SUPPLIED DATA:
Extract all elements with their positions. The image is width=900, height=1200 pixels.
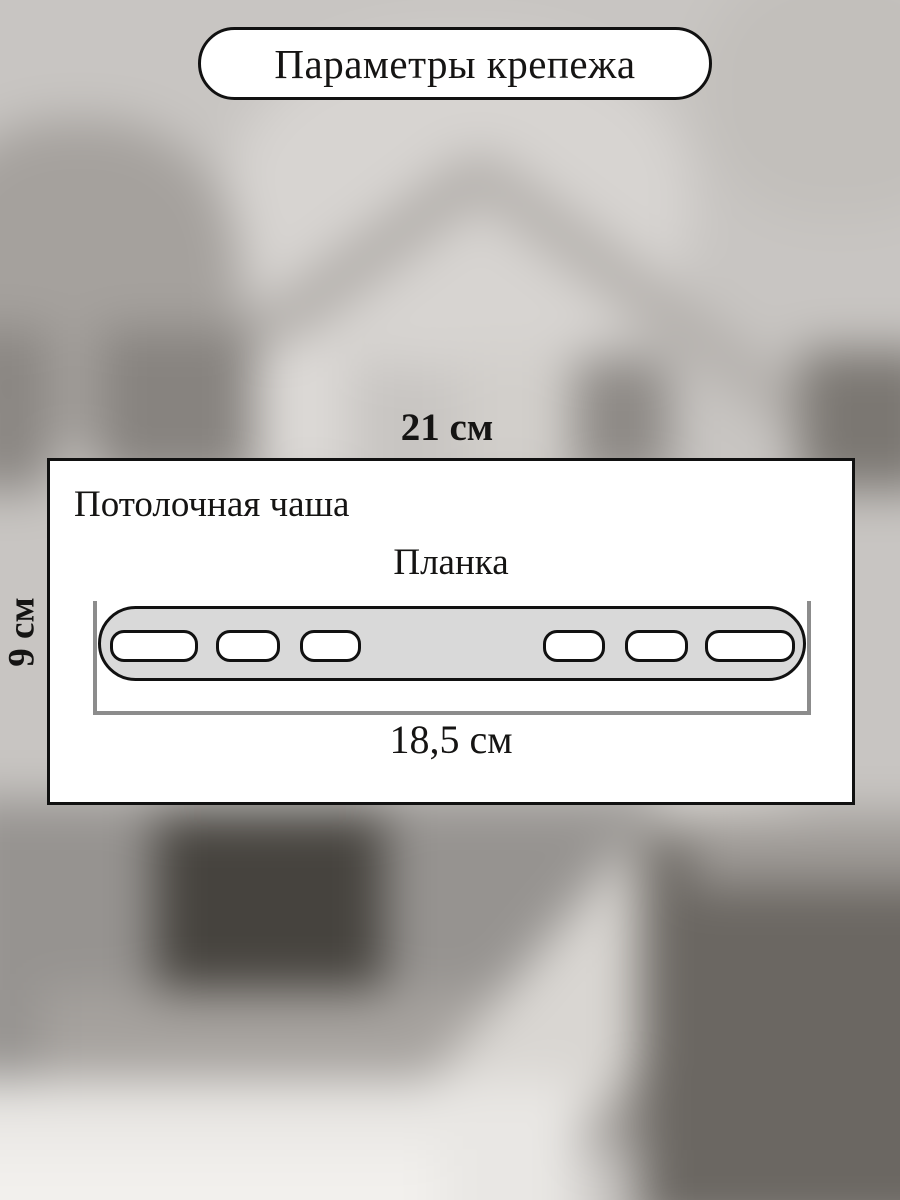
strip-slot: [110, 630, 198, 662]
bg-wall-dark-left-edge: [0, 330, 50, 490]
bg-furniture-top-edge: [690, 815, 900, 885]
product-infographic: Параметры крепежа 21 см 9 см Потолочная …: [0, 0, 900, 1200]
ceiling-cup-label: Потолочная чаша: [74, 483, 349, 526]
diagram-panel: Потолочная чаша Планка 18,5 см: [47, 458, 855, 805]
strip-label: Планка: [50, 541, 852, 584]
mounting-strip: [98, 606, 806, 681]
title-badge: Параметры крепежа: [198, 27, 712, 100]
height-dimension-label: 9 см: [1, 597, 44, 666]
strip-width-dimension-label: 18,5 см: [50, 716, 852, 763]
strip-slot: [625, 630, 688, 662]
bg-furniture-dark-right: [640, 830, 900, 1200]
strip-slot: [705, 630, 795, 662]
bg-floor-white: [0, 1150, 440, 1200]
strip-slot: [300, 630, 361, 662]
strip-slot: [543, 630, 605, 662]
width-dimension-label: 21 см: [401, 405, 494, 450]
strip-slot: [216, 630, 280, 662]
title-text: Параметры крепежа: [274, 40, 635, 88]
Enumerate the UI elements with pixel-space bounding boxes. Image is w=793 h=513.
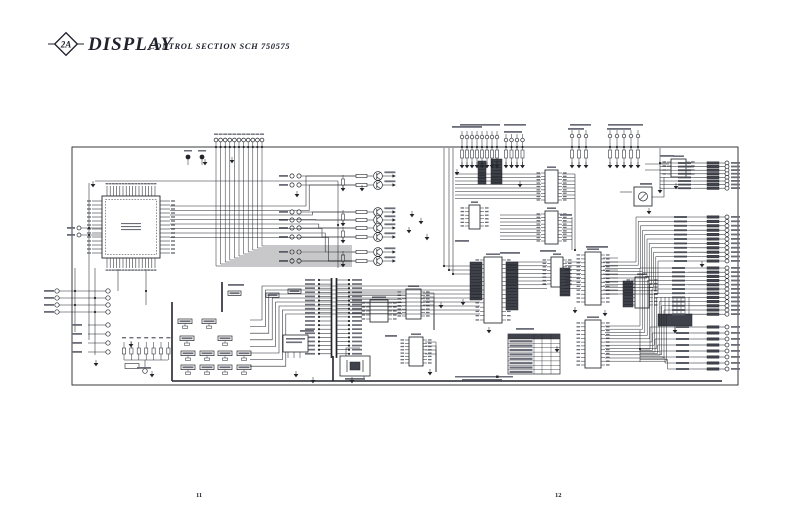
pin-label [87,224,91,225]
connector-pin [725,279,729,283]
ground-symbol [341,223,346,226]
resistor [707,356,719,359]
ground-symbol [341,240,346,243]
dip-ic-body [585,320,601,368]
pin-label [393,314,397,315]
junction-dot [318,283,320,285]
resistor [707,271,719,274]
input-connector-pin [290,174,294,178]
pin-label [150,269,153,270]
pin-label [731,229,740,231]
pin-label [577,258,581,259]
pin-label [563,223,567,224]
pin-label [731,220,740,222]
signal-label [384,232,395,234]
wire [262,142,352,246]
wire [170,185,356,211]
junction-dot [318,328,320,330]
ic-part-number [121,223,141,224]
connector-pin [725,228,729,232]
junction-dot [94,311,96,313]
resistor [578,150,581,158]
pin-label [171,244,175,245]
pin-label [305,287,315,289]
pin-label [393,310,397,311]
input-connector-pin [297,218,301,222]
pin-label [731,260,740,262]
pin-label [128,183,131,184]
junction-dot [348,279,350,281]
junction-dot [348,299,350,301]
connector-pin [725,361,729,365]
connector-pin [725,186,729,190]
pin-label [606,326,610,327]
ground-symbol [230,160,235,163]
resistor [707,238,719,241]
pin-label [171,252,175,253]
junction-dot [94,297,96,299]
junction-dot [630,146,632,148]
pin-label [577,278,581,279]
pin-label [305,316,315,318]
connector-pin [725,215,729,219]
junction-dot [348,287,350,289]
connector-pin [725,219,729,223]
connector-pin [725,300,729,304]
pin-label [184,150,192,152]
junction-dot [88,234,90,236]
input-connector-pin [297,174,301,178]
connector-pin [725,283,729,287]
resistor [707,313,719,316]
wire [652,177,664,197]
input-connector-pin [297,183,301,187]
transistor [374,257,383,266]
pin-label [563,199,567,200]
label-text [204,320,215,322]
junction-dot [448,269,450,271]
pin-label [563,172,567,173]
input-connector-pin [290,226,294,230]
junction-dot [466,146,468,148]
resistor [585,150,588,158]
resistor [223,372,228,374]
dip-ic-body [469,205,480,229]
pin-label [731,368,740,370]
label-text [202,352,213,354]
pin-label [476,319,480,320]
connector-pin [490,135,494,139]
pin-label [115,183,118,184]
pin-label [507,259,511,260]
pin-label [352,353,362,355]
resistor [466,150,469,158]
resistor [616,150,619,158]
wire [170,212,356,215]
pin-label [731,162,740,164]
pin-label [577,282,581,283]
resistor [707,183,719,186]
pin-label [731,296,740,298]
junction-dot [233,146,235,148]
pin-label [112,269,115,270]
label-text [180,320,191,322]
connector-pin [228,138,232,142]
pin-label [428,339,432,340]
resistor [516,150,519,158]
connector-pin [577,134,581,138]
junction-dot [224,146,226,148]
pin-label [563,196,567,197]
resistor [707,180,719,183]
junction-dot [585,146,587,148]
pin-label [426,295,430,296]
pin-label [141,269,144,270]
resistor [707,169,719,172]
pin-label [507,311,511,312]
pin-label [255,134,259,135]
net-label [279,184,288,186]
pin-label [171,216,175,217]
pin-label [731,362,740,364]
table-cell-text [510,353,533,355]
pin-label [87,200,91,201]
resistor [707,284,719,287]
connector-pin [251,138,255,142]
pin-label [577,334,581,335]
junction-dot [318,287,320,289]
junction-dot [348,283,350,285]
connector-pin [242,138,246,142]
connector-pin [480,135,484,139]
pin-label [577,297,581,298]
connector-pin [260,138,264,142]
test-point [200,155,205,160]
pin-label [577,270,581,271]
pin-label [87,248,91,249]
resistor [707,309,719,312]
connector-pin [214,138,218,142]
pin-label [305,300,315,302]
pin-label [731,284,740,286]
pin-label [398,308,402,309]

EXERCISE: Convert every line of the rows above into a JSON list of strings, one string per line, skipping blank lines and leaving out the pictures.

WRITTEN ANSWER:
[
  "Extract all elements with their positions. The image is width=900, height=1200 pixels.",
  "strip-slot: [110, 630, 198, 662]",
  "bg-wall-dark-left-edge: [0, 330, 50, 490]",
  "bg-furniture-top-edge: [690, 815, 900, 885]",
  "product-infographic: Параметры крепежа 21 см 9 см Потолочная …: [0, 0, 900, 1200]",
  "ceiling-cup-label: Потолочная чаша: [74, 483, 349, 526]",
  "diagram-panel: Потолочная чаша Планка 18,5 см: [47, 458, 855, 805]",
  "strip-label: Планка: [50, 541, 852, 584]",
  "mounting-strip: [98, 606, 806, 681]",
  "title-badge: Параметры крепежа: [198, 27, 712, 100]",
  "height-dimension-label: 9 см: [1, 597, 44, 666]",
  "strip-width-dimension-label: 18,5 см: [50, 716, 852, 763]",
  "strip-slot: [625, 630, 688, 662]",
  "bg-furniture-dark-right: [640, 830, 900, 1200]",
  "strip-slot: [705, 630, 795, 662]",
  "bg-floor-white: [0, 1150, 440, 1200]",
  "strip-slot: [300, 630, 361, 662]",
  "strip-slot: [543, 630, 605, 662]",
  "width-dimension-label: 21 см: [401, 405, 494, 450]",
  "strip-slot: [216, 630, 280, 662]",
  "title-text: Параметры крепежа: [274, 40, 635, 88]",
  "Enumerate the UI elements with pixel-space bounding boxes. Image is w=793 h=513.",
  "pin-label [87,224,91,225]",
  "connector-pin [725,279,729,283]",
  "ground-symbol [341,223,346,226]",
  "resistor [707,356,719,359]",
  "ground-symbol [341,240,346,243]",
  "dip-ic-body [585,320,601,368]",
  "pin-label [393,314,397,315]",
  "junction-dot [318,283,320,285]",
  "resistor [707,271,719,274]",
  "input-connector-pin [290,174,294,178]",
  "pin-label [150,269,153,270]",
  "pin-label [731,229,740,231]",
  "pin-label [577,258,581,259]",
  "pin-label [563,223,567,224]",
  "pin-label [731,220,740,222]",
  "signal-label [384,232,395,234]",
  "wire [262,142,352,246]",
  "wire [170,185,356,211]",
  "junction-dot [318,328,320,330]",
  "ic-part-number [121,223,141,224]",
  "connector-pin [725,228,729,232]",
  "junction-dot [94,311,96,313]",
  "resistor [578,150,581,158]",
  "pin-label [171,244,175,245]",
  "pin-label [305,287,315,289]",
  "pin-label [393,310,397,311]",
  "input-connector-pin [297,218,301,222]",
  "pin-label [731,260,740,262]",
  "pin-label [128,183,131,184]",
  "junction-dot [348,279,350,281]",
  "junction-dot [348,299,350,301]",
  "connector-pin [725,361,729,365]",
  "connector-pin [725,186,729,190]",
  "pin-label [606,326,610,327]",
  "ground-symbol [230,160,235,163]",
  "resistor [707,238,719,241]",
  "pin-label [171,252,175,253]",
  "junction-dot [94,297,96,299]",
  "junction-dot [630,146,632,148]",
  "pin-label [577,278,581,279]",
  "pin-label [305,316,315,318]",
  "connector-pin [725,215,729,219]",
  "junction-dot [348,287,350,289]",
  "connector-pin [725,219,729,223]",
  "connector-pin [725,300,729,304]",
  "pin-label [184,150,192,152]",
  "junction-dot [88,234,90,236]",
  "input-connector-pin [297,174,301,178]",
  "connector-pin [725,283,729,287]",
  "resistor [707,313,719,316]",
  "wire [652,177,664,197]",
  "input-connector-pin [297,183,301,187]",
  "transistor [374,257,383,266]",
  "pin-label [563,199,567,200]",
  "label-text [204,320,215,322]",
  "junction-dot [448,269,450,271]",
  "pin-label [563,172,567,173]",
  "input-connector-pin [290,226,294,230]",
  "junction-dot [466,146,468,148]",
  "resistor [585,150,588,158]",
  "resistor [223,372,228,374]",
  "dip-ic-body [469,205,480,229]",
  "pin-label [731,368,740,370]",
  "label-text [202,352,213,354]",
  "pin-label [476,319,480,320]",
  "connector-pin [490,135,494,139]",
  "pin-label [115,183,118,184]",
  "pin-label [507,259,511,260]",
  "pin-label [352,353,362,355]",
  "resistor [466,150,469,158]",
  "resistor [616,150,619,158]",
  "wire [170,212,356,215]",
  "pin-label [731,162,740,164]",
  "pin-label [577,282,581,283]",
  "resistor [707,183,719,186]",
  "pin-label [731,296,740,298]",
  "junction-dot [233,146,235,148]",
  "pin-label [112,269,115,270]",
  "label-text [180,320,191,322]",
  "connector-pin [228,138,232,142]",
  "pin-label [428,339,432,340]",
  "resistor [516,150,519,158]",
  "connector-pin [577,134,581,138]",
  "junction-dot [224,146,226,148]",
  "pin-label [563,196,567,197]",
  "resistor [707,180,719,183]",
  "junction-dot [585,146,587,148]",
  "pin-label [426,295,430,296]",
  "pin-label [141,269,144,270]",
  "resistor [707,169,719,172]",
  "pin-label [507,311,511,312]",
  "pin-label [255,134,259,135]",
  "net-label [279,184,288,186]",
  "pin-label [171,216,175,217]",
  "pin-label [731,362,740,364]",
  "table-cell-text [510,353,533,355]",
  "pin-label [87,200,91,201]",
  "resistor [707,284,719,287]",
  "connector-pin [251,138,255,142]",
  "pin-label [577,334,581,335]",
  "junction-dot [318,287,320,289]",
  "junction-dot [348,283,350,285]",
  "connector-pin [242,138,246,142]",
  "connector-pin [480,135,484,139]",
  "pin-label [577,297,581,298]",
  "connector-pin [260,138,264,142]",
  "test-point [200,155,205,160]",
  "pin-label [577,270,581,271]",
  "pin-label [87,248,91,249]",
  "resistor [707,309,719,312]",
  "connector-pin [214,138,218,142]",
  "pin-label [305,300,315,302]",
  "pin-label [731,284,740,286]",
  "pin-label [398,308,402,309]"
]